### OBJECTIVE
Edit the stretch of records from the start through the line containing "candle-body — [288, 269, 291, 290]" so that "ERRO ABSOLUTO" becomes "ERRO RELATIVO", and give those lines again with everything else unchanged.
##### STORED DATA #####
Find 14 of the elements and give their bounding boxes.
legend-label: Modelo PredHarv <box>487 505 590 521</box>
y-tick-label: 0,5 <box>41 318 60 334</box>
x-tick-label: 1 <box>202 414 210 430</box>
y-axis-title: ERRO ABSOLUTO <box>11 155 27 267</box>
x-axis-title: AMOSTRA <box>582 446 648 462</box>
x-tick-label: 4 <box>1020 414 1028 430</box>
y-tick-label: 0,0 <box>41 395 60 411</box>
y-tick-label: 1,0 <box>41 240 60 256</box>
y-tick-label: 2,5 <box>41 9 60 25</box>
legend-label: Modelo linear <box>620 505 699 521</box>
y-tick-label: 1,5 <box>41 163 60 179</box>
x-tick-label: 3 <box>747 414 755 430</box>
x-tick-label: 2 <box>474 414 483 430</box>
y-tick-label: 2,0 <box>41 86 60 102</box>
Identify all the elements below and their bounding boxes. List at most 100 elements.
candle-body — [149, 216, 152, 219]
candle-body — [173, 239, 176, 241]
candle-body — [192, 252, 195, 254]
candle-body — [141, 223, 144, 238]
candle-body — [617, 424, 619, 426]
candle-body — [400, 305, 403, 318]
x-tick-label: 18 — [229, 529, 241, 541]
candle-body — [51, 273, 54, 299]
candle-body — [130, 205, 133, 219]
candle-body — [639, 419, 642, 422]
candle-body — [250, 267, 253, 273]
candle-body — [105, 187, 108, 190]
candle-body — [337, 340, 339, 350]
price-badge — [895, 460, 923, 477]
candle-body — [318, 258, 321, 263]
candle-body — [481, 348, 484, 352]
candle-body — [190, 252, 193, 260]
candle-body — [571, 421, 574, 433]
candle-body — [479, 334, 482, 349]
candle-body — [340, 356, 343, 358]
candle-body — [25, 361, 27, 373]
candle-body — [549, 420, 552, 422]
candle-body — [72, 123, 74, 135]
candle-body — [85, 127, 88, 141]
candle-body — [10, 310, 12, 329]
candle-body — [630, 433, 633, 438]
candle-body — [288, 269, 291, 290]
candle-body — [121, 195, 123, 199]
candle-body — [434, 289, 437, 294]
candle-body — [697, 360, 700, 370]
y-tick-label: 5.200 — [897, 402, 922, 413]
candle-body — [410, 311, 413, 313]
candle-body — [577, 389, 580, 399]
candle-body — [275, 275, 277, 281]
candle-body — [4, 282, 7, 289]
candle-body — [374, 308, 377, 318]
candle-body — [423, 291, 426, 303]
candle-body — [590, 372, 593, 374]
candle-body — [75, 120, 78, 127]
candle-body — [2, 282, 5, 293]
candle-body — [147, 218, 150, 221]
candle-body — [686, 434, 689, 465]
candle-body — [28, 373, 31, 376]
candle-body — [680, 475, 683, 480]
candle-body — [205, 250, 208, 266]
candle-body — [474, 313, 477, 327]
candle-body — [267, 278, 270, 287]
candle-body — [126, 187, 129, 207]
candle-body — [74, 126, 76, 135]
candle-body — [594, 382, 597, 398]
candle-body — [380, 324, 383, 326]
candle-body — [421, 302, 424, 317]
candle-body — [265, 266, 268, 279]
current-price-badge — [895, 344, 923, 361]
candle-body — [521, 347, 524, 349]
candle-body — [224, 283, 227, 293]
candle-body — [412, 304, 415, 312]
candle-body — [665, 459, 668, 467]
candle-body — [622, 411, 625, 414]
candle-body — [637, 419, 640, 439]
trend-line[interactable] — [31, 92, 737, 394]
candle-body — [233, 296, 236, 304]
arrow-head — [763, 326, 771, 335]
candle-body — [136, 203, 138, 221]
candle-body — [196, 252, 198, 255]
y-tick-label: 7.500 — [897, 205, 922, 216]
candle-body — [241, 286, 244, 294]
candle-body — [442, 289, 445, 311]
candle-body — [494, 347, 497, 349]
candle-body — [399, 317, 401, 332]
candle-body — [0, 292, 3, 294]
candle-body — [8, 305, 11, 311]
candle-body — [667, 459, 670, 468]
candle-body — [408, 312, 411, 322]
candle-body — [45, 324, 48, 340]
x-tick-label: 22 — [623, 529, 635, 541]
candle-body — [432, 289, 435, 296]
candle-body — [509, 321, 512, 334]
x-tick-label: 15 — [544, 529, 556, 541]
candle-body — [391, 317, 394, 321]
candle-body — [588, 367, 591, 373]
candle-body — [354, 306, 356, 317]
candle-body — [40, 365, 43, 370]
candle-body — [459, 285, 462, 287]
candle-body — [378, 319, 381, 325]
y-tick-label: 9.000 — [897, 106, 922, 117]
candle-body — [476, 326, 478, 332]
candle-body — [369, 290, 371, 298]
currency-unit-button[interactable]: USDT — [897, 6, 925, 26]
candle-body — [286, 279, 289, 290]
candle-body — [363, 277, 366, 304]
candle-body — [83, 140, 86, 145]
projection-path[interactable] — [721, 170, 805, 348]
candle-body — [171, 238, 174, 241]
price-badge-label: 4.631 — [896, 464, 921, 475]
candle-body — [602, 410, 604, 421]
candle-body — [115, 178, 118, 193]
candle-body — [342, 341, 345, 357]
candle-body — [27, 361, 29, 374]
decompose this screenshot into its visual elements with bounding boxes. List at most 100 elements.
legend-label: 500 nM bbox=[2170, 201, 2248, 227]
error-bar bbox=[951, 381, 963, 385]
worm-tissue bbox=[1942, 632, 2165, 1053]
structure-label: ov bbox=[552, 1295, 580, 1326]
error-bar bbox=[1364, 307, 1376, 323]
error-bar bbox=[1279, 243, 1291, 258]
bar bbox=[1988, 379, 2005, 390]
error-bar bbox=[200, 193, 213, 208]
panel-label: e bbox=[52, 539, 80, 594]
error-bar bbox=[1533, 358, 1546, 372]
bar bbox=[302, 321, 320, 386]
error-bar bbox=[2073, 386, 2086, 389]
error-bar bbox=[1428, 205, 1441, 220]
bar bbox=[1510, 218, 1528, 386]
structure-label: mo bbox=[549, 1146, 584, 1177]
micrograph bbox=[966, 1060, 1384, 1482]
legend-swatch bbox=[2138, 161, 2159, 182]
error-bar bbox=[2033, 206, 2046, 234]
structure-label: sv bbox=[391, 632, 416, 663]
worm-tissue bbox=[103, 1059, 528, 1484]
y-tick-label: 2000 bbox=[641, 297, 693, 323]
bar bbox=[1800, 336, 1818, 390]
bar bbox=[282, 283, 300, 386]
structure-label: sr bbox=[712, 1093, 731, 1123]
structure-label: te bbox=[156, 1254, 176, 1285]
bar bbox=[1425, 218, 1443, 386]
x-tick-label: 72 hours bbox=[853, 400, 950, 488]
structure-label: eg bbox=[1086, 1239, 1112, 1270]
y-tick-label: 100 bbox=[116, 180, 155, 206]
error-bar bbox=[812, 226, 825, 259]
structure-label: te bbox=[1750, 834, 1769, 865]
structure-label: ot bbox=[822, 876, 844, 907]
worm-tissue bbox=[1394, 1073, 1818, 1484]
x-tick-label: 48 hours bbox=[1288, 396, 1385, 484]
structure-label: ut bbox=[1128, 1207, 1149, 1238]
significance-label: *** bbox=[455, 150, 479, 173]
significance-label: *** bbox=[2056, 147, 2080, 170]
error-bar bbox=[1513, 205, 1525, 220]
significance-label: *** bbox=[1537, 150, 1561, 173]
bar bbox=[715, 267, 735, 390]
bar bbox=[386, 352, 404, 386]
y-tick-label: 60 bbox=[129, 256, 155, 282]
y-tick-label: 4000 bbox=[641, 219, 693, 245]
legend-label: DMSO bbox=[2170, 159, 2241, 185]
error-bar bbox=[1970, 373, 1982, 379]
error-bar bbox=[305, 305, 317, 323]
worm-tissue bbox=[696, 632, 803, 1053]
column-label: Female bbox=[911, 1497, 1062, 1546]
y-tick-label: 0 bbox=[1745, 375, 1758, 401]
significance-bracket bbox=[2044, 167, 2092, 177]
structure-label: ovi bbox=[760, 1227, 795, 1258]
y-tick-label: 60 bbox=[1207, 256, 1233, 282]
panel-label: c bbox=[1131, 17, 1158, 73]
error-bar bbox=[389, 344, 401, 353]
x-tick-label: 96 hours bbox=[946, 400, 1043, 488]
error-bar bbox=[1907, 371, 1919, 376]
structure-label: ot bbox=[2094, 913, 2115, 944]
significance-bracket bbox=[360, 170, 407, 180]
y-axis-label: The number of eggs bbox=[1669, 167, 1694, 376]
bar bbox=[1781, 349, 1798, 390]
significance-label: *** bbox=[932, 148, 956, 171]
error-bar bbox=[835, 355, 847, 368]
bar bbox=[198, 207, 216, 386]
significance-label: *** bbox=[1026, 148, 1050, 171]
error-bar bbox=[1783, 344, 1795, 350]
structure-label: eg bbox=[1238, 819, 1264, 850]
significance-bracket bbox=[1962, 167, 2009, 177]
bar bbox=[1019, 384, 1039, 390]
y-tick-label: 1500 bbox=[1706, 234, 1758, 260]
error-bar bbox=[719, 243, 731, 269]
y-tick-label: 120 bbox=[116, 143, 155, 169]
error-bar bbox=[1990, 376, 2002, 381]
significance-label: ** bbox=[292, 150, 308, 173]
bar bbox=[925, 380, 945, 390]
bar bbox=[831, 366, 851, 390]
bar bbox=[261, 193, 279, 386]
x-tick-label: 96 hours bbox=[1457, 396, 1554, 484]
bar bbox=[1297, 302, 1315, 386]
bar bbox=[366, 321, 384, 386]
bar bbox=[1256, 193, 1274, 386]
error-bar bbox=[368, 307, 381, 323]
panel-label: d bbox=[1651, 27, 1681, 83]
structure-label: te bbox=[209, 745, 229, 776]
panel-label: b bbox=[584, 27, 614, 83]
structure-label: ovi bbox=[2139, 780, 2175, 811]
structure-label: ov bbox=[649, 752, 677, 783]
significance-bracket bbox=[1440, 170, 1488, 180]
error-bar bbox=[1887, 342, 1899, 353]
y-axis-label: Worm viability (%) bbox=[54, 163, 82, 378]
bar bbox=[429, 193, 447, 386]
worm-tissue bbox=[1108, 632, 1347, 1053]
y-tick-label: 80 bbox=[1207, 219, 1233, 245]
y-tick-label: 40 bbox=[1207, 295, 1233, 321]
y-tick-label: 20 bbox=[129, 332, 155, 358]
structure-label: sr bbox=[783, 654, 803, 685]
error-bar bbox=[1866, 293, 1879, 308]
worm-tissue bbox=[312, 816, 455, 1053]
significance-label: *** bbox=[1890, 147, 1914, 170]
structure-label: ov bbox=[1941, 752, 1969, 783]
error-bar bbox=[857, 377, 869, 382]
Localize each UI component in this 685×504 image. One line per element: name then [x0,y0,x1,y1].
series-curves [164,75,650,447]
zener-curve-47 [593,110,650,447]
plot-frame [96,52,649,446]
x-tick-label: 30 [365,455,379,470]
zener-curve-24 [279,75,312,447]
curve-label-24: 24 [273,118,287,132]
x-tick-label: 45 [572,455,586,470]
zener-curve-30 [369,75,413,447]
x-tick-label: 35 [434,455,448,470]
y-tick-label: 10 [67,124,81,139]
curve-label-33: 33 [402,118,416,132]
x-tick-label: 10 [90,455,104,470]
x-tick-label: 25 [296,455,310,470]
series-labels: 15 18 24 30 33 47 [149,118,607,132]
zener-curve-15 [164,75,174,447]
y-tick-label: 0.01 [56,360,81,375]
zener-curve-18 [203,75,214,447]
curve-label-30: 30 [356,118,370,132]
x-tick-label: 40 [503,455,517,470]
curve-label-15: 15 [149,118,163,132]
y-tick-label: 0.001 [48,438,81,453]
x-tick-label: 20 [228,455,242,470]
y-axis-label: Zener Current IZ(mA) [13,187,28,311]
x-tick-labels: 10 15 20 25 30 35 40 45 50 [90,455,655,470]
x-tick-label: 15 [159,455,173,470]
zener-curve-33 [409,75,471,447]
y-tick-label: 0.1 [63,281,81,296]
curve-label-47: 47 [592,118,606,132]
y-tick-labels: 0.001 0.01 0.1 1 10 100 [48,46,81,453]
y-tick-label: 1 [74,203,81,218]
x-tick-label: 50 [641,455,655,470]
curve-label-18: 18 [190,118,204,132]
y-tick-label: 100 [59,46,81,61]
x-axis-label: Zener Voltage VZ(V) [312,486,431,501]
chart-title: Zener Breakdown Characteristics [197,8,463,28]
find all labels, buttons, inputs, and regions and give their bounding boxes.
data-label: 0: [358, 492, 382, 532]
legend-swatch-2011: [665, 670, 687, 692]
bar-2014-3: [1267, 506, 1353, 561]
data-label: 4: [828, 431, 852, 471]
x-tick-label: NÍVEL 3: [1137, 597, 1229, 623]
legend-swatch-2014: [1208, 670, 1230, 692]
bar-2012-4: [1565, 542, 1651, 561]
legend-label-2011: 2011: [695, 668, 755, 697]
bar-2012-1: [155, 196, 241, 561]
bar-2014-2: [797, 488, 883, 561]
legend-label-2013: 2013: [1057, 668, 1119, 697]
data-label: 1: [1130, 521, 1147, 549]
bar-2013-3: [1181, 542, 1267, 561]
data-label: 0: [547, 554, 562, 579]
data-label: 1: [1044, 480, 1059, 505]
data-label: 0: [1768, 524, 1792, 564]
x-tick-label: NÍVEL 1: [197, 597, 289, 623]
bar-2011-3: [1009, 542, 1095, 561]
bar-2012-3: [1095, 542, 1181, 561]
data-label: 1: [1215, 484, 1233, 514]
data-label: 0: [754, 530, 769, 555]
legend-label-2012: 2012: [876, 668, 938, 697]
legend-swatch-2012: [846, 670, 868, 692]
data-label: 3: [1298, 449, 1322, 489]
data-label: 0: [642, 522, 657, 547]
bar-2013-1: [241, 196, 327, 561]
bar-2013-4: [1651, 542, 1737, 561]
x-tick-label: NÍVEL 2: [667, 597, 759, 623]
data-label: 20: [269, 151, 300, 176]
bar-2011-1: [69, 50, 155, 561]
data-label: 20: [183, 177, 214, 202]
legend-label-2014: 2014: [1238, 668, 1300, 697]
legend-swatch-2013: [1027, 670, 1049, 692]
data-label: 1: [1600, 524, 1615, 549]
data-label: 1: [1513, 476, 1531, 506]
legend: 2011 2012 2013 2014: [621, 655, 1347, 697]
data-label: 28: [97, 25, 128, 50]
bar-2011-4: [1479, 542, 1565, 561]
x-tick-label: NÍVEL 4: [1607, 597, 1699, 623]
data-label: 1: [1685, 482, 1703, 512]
#####
### TASK SOLUTION
Find 14 of the elements and give their bounding boxes.
legend-label: Modelo PredHarv <box>487 505 590 521</box>
y-tick-label: 0,5 <box>41 318 60 334</box>
x-tick-label: 1 <box>202 414 210 430</box>
y-axis-title: ERRO RELATIVO <box>11 155 27 267</box>
x-axis-title: AMOSTRA <box>582 446 648 462</box>
x-tick-label: 4 <box>1020 414 1028 430</box>
y-tick-label: 0,0 <box>41 395 60 411</box>
y-tick-label: 1,0 <box>41 240 60 256</box>
y-tick-label: 2,5 <box>41 9 60 25</box>
legend-label: Modelo linear <box>620 505 699 521</box>
y-tick-label: 1,5 <box>41 163 60 179</box>
x-tick-label: 3 <box>747 414 755 430</box>
x-tick-label: 2 <box>474 414 483 430</box>
y-tick-label: 2,0 <box>41 86 60 102</box>
Identify all the elements below and their bounding boxes. List at most 100 elements.
candle-body — [149, 216, 152, 219]
candle-body — [173, 239, 176, 241]
candle-body — [192, 252, 195, 254]
candle-body — [141, 223, 144, 238]
candle-body — [617, 424, 619, 426]
candle-body — [400, 305, 403, 318]
x-tick-label: 18 — [229, 529, 241, 541]
candle-body — [51, 273, 54, 299]
candle-body — [130, 205, 133, 219]
candle-body — [639, 419, 642, 422]
candle-body — [250, 267, 253, 273]
candle-body — [105, 187, 108, 190]
candle-body — [337, 340, 339, 350]
price-badge — [895, 460, 923, 477]
candle-body — [318, 258, 321, 263]
candle-body — [481, 348, 484, 352]
candle-body — [190, 252, 193, 260]
candle-body — [571, 421, 574, 433]
candle-body — [479, 334, 482, 349]
candle-body — [340, 356, 343, 358]
candle-body — [25, 361, 27, 373]
candle-body — [549, 420, 552, 422]
candle-body — [72, 123, 74, 135]
candle-body — [85, 127, 88, 141]
candle-body — [10, 310, 12, 329]
candle-body — [630, 433, 633, 438]
candle-body — [288, 269, 291, 290]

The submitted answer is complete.